* [Work to be completed] The entries below are to be written out again without alteration.

Data excerpts:
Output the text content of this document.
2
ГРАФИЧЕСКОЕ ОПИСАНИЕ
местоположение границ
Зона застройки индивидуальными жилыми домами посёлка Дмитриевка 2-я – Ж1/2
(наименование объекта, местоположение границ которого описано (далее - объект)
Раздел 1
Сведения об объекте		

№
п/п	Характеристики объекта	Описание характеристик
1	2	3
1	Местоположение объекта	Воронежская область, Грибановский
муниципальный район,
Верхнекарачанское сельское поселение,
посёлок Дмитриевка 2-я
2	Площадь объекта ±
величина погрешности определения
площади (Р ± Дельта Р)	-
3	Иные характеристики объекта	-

* [Correct result]
Output the text content of this document.
2
ГРАФИЧЕСКОЕ ОПИСАНИЕ
местоположение границ
Зона застройки индивидуальными жилыми домами посёлка Дмитриевка 2-я – Ж1/2
(наименование объекта, местоположение границ которого описано (далее - объект)
Раздел 1
Сведения об объекте		

№
п/п	Характеристики объекта	Описание характеристик
1	2	3
1	Местоположение объекта	Воронежская область, Грибановский
муниципальный район,
Верхнекарачанское сельское поселение,
посёлок Дмитриевка 2-я
2	Площадь объекта ±
величина погрешности определения
площади (Р ± Дельта Р)	-
3	Иные характеристики объекта	-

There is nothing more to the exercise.